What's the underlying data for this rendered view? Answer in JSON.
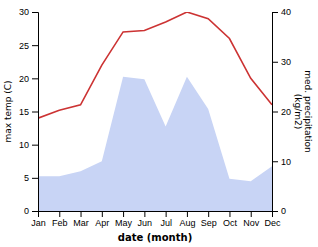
{
  "chart_data": {
    "type": "line",
    "categories": [
      "Jan",
      "Feb",
      "Mar",
      "Apr",
      "May",
      "Jun",
      "Jul",
      "Aug",
      "Sep",
      "Oct",
      "Nov",
      "Dec"
    ],
    "series": [
      {
        "type": "area",
        "axis": "y2",
        "color": "#c8d4f5",
        "values": [
          7.0,
          7.0,
          8.0,
          10.0,
          27.0,
          26.5,
          17.0,
          27.0,
          20.5,
          6.5,
          6.0,
          9.0
        ]
      },
      {
        "type": "line",
        "color": "#cc3333",
        "values": [
          14.0,
          15.2,
          16.0,
          22.0,
          27.0,
          27.2,
          28.5,
          30.0,
          29.0,
          26.0,
          20.0,
          16.0
        ]
      }
    ],
    "x_label": "date (month)",
    "y_label": "max temp (C)",
    "y2_label": "med. precipitation\n(kg/m2)",
    "ylim": [
      0,
      30
    ],
    "yticks": [
      0,
      5,
      10,
      15,
      20,
      25,
      30
    ],
    "y2lim": [
      0,
      40
    ],
    "y2ticks": [
      0,
      10,
      20,
      30,
      40
    ]
  }
}
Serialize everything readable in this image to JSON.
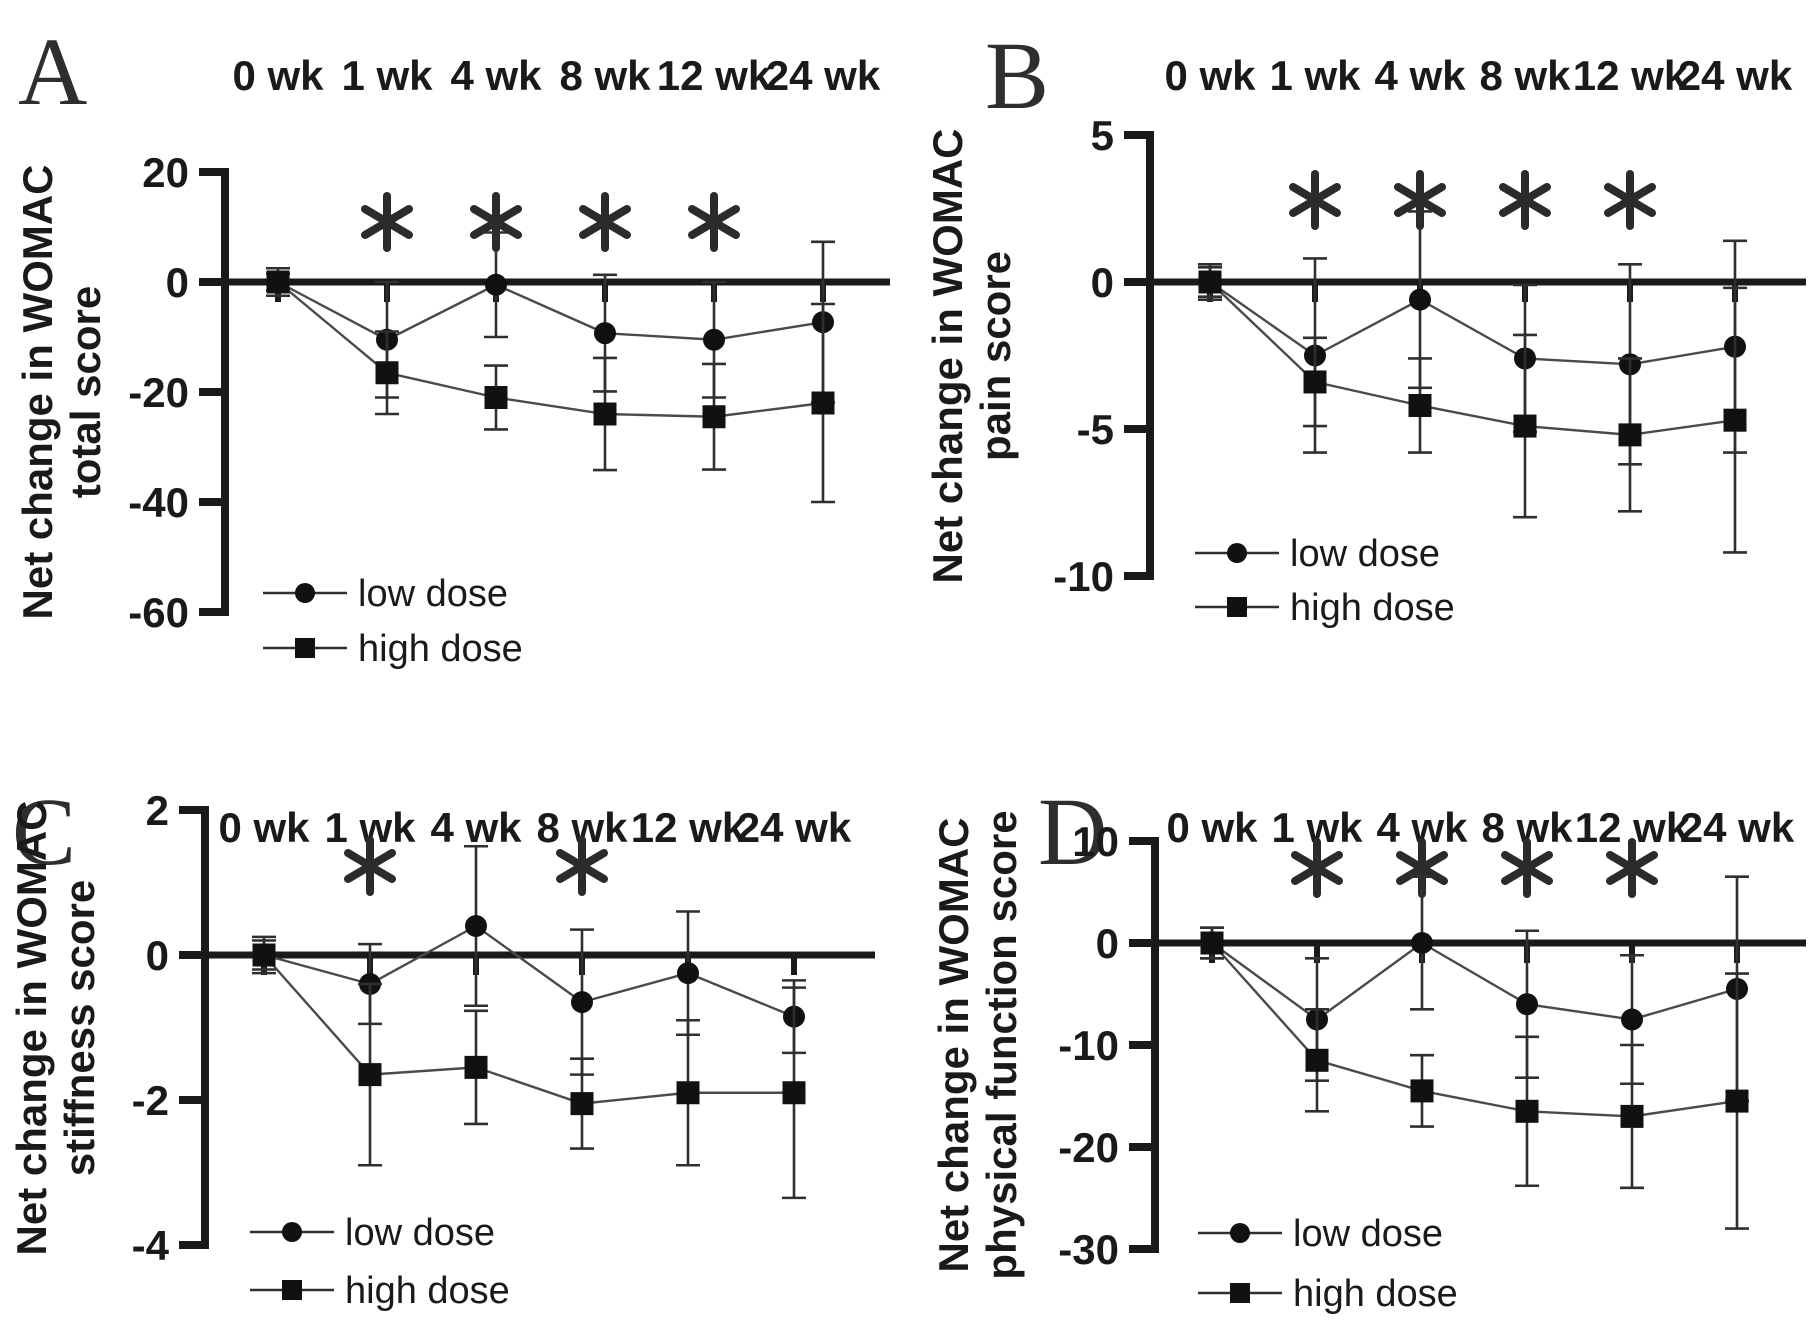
{
  "figure": {
    "background_color": "#ffffff",
    "axis_color": "#1a1a1a",
    "series_line_color": "#4a4a4a",
    "error_bar_color": "#2f2f2f",
    "marker_color": "#111111",
    "significance_symbol": "*"
  },
  "legend": {
    "items": [
      {
        "label": "low dose",
        "marker": "circle"
      },
      {
        "label": "high dose",
        "marker": "square"
      }
    ]
  },
  "chart_data": [
    {
      "panel": "A",
      "type": "line",
      "ylabel_lines": [
        "Net change in WOMAC",
        "total score"
      ],
      "x_categories": [
        "0 wk",
        "1 wk",
        "4 wk",
        "8 wk",
        "12 wk",
        "24 wk"
      ],
      "x_weeks": [
        0,
        1,
        4,
        8,
        12,
        24
      ],
      "yticks": [
        20,
        0,
        -20,
        -40,
        -60
      ],
      "ylim": [
        20,
        -60
      ],
      "significant_weeks": [
        "1 wk",
        "4 wk",
        "8 wk",
        "12 wk"
      ],
      "legend_position": "bottom-left",
      "series": [
        {
          "name": "low dose",
          "marker": "circle",
          "values": [
            0,
            -10.5,
            -0.5,
            -9.3,
            -10.5,
            -7.3
          ],
          "errors": [
            1.5,
            10.5,
            9.5,
            10.6,
            10.5,
            14.6
          ]
        },
        {
          "name": "high dose",
          "marker": "square",
          "values": [
            0,
            -16.5,
            -21,
            -24,
            -24.5,
            -22
          ],
          "errors": [
            2.5,
            7.5,
            5.8,
            10.2,
            9.6,
            18
          ]
        }
      ]
    },
    {
      "panel": "B",
      "type": "line",
      "ylabel_lines": [
        "Net change in WOMAC",
        "pain score"
      ],
      "x_categories": [
        "0 wk",
        "1 wk",
        "4 wk",
        "8 wk",
        "12 wk",
        "24 wk"
      ],
      "x_weeks": [
        0,
        1,
        4,
        8,
        12,
        24
      ],
      "yticks": [
        5,
        0,
        -5,
        -10
      ],
      "ylim": [
        5,
        -10
      ],
      "significant_weeks": [
        "1 wk",
        "4 wk",
        "8 wk",
        "12 wk"
      ],
      "legend_position": "bottom-left",
      "series": [
        {
          "name": "low dose",
          "marker": "circle",
          "values": [
            0,
            -2.5,
            -0.6,
            -2.6,
            -2.8,
            -2.2
          ],
          "errors": [
            0.5,
            3.3,
            3.0,
            2.5,
            3.4,
            3.6
          ]
        },
        {
          "name": "high dose",
          "marker": "square",
          "values": [
            0,
            -3.4,
            -4.2,
            -4.9,
            -5.2,
            -4.7
          ],
          "errors": [
            0.6,
            1.5,
            1.6,
            3.1,
            2.6,
            4.5
          ]
        }
      ]
    },
    {
      "panel": "C",
      "type": "line",
      "ylabel_lines": [
        "Net change in WOMAC",
        "stiffness score"
      ],
      "x_categories": [
        "0 wk",
        "1 wk",
        "4 wk",
        "8 wk",
        "12 wk",
        "24 wk"
      ],
      "x_weeks": [
        0,
        1,
        4,
        8,
        12,
        24
      ],
      "yticks": [
        2,
        0,
        -2,
        -4
      ],
      "ylim": [
        2,
        -4
      ],
      "significant_weeks": [
        "1 wk",
        "8 wk"
      ],
      "legend_position": "bottom-left",
      "series": [
        {
          "name": "low dose",
          "marker": "circle",
          "values": [
            0,
            -0.4,
            0.4,
            -0.65,
            -0.25,
            -0.85
          ],
          "errors": [
            0.2,
            0.55,
            1.1,
            1.0,
            0.85,
            0.5
          ]
        },
        {
          "name": "high dose",
          "marker": "square",
          "values": [
            0,
            -1.65,
            -1.55,
            -2.05,
            -1.9,
            -1.9
          ],
          "errors": [
            0.25,
            1.25,
            0.78,
            0.62,
            1.0,
            1.45
          ]
        }
      ]
    },
    {
      "panel": "D",
      "type": "line",
      "ylabel_lines": [
        "Net change in WOMAC",
        "physical function score"
      ],
      "x_categories": [
        "0 wk",
        "1 wk",
        "4 wk",
        "8 wk",
        "12 wk",
        "24 wk"
      ],
      "x_weeks": [
        0,
        1,
        4,
        8,
        12,
        24
      ],
      "yticks": [
        10,
        0,
        -10,
        -20,
        -30
      ],
      "ylim": [
        10,
        -30
      ],
      "significant_weeks": [
        "1 wk",
        "4 wk",
        "8 wk",
        "12 wk"
      ],
      "legend_position": "bottom-left",
      "series": [
        {
          "name": "low dose",
          "marker": "circle",
          "values": [
            0,
            -7.5,
            0,
            -6,
            -7.5,
            -4.5
          ],
          "errors": [
            1.5,
            6,
            6.5,
            7.2,
            6.3,
            11
          ]
        },
        {
          "name": "high dose",
          "marker": "square",
          "values": [
            0,
            -11.5,
            -14.5,
            -16.5,
            -17,
            -15.5
          ],
          "errors": [
            1.5,
            5,
            3.5,
            7.3,
            7,
            12.5
          ]
        }
      ]
    }
  ]
}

**WHAT YOU ARE ASKED TO DO**
Repeat each record exactly, with the pictures left out.

**THE COMPLETED TASK**
What's the underlying data for this rendered view? Answer in JSON.
{
  "chart_data": {
    "type": "line",
    "categories": [
      "Jan",
      "Feb",
      "Mar",
      "Apr",
      "May",
      "Jun",
      "Jul",
      "Aug",
      "Sep",
      "Oct",
      "Nov",
      "Dec"
    ],
    "series": [
      {
        "type": "area",
        "axis": "y2",
        "color": "#c8d4f5",
        "values": [
          7.0,
          7.0,
          8.0,
          10.0,
          27.0,
          26.5,
          17.0,
          27.0,
          20.5,
          6.5,
          6.0,
          9.0
        ]
      },
      {
        "type": "line",
        "color": "#cc3333",
        "values": [
          14.0,
          15.2,
          16.0,
          22.0,
          27.0,
          27.2,
          28.5,
          30.0,
          29.0,
          26.0,
          20.0,
          16.0
        ]
      }
    ],
    "x_label": "date (month)",
    "y_label": "max temp (C)",
    "y2_label": "med. precipitation\n(kg/m2)",
    "ylim": [
      0,
      30
    ],
    "yticks": [
      0,
      5,
      10,
      15,
      20,
      25,
      30
    ],
    "y2lim": [
      0,
      40
    ],
    "y2ticks": [
      0,
      10,
      20,
      30,
      40
    ]
  }
}
Serialize everything readable in this image to JSON.
{
  "figure": {
    "background_color": "#ffffff",
    "axis_color": "#1a1a1a",
    "series_line_color": "#4a4a4a",
    "error_bar_color": "#2f2f2f",
    "marker_color": "#111111",
    "significance_symbol": "*"
  },
  "legend": {
    "items": [
      {
        "label": "low dose",
        "marker": "circle"
      },
      {
        "label": "high dose",
        "marker": "square"
      }
    ]
  },
  "chart_data": [
    {
      "panel": "A",
      "type": "line",
      "ylabel_lines": [
        "Net change in WOMAC",
        "total score"
      ],
      "x_categories": [
        "0 wk",
        "1 wk",
        "4 wk",
        "8 wk",
        "12 wk",
        "24 wk"
      ],
      "x_weeks": [
        0,
        1,
        4,
        8,
        12,
        24
      ],
      "yticks": [
        20,
        0,
        -20,
        -40,
        -60
      ],
      "ylim": [
        20,
        -60
      ],
      "significant_weeks": [
        "1 wk",
        "4 wk",
        "8 wk",
        "12 wk"
      ],
      "legend_position": "bottom-left",
      "series": [
        {
          "name": "low dose",
          "marker": "circle",
          "values": [
            0,
            -10.5,
            -0.5,
            -9.3,
            -10.5,
            -7.3
          ],
          "errors": [
            1.5,
            10.5,
            9.5,
            10.6,
            10.5,
            14.6
          ]
        },
        {
          "name": "high dose",
          "marker": "square",
          "values": [
            0,
            -16.5,
            -21,
            -24,
            -24.5,
            -22
          ],
          "errors": [
            2.5,
            7.5,
            5.8,
            10.2,
            9.6,
            18
          ]
        }
      ]
    },
    {
      "panel": "B",
      "type": "line",
      "ylabel_lines": [
        "Net change in WOMAC",
        "pain score"
      ],
      "x_categories": [
        "0 wk",
        "1 wk",
        "4 wk",
        "8 wk",
        "12 wk",
        "24 wk"
      ],
      "x_weeks": [
        0,
        1,
        4,
        8,
        12,
        24
      ],
      "yticks": [
        5,
        0,
        -5,
        -10
      ],
      "ylim": [
        5,
        -10
      ],
      "significant_weeks": [
        "1 wk",
        "4 wk",
        "8 wk",
        "12 wk"
      ],
      "legend_position": "bottom-left",
      "series": [
        {
          "name": "low dose",
          "marker": "circle",
          "values": [
            0,
            -2.5,
            -0.6,
            -2.6,
            -2.8,
            -2.2
          ],
          "errors": [
            0.5,
            3.3,
            3.0,
            2.5,
            3.4,
            3.6
          ]
        },
        {
          "name": "high dose",
          "marker": "square",
          "values": [
            0,
            -3.4,
            -4.2,
            -4.9,
            -5.2,
            -4.7
          ],
          "errors": [
            0.6,
            1.5,
            1.6,
            3.1,
            2.6,
            4.5
          ]
        }
      ]
    },
    {
      "panel": "C",
      "type": "line",
      "ylabel_lines": [
        "Net change in WOMAC",
        "stiffness score"
      ],
      "x_categories": [
        "0 wk",
        "1 wk",
        "4 wk",
        "8 wk",
        "12 wk",
        "24 wk"
      ],
      "x_weeks": [
        0,
        1,
        4,
        8,
        12,
        24
      ],
      "yticks": [
        2,
        0,
        -2,
        -4
      ],
      "ylim": [
        2,
        -4
      ],
      "significant_weeks": [
        "1 wk",
        "8 wk"
      ],
      "legend_position": "bottom-left",
      "series": [
        {
          "name": "low dose",
          "marker": "circle",
          "values": [
            0,
            -0.4,
            0.4,
            -0.65,
            -0.25,
            -0.85
          ],
          "errors": [
            0.2,
            0.55,
            1.1,
            1.0,
            0.85,
            0.5
          ]
        },
        {
          "name": "high dose",
          "marker": "square",
          "values": [
            0,
            -1.65,
            -1.55,
            -2.05,
            -1.9,
            -1.9
          ],
          "errors": [
            0.25,
            1.25,
            0.78,
            0.62,
            1.0,
            1.45
          ]
        }
      ]
    },
    {
      "panel": "D",
      "type": "line",
      "ylabel_lines": [
        "Net change in WOMAC",
        "physical function score"
      ],
      "x_categories": [
        "0 wk",
        "1 wk",
        "4 wk",
        "8 wk",
        "12 wk",
        "24 wk"
      ],
      "x_weeks": [
        0,
        1,
        4,
        8,
        12,
        24
      ],
      "yticks": [
        10,
        0,
        -10,
        -20,
        -30
      ],
      "ylim": [
        10,
        -30
      ],
      "significant_weeks": [
        "1 wk",
        "4 wk",
        "8 wk",
        "12 wk"
      ],
      "legend_position": "bottom-left",
      "series": [
        {
          "name": "low dose",
          "marker": "circle",
          "values": [
            0,
            -7.5,
            0,
            -6,
            -7.5,
            -4.5
          ],
          "errors": [
            1.5,
            6,
            6.5,
            7.2,
            6.3,
            11
          ]
        },
        {
          "name": "high dose",
          "marker": "square",
          "values": [
            0,
            -11.5,
            -14.5,
            -16.5,
            -17,
            -15.5
          ],
          "errors": [
            1.5,
            5,
            3.5,
            7.3,
            7,
            12.5
          ]
        }
      ]
    }
  ]
}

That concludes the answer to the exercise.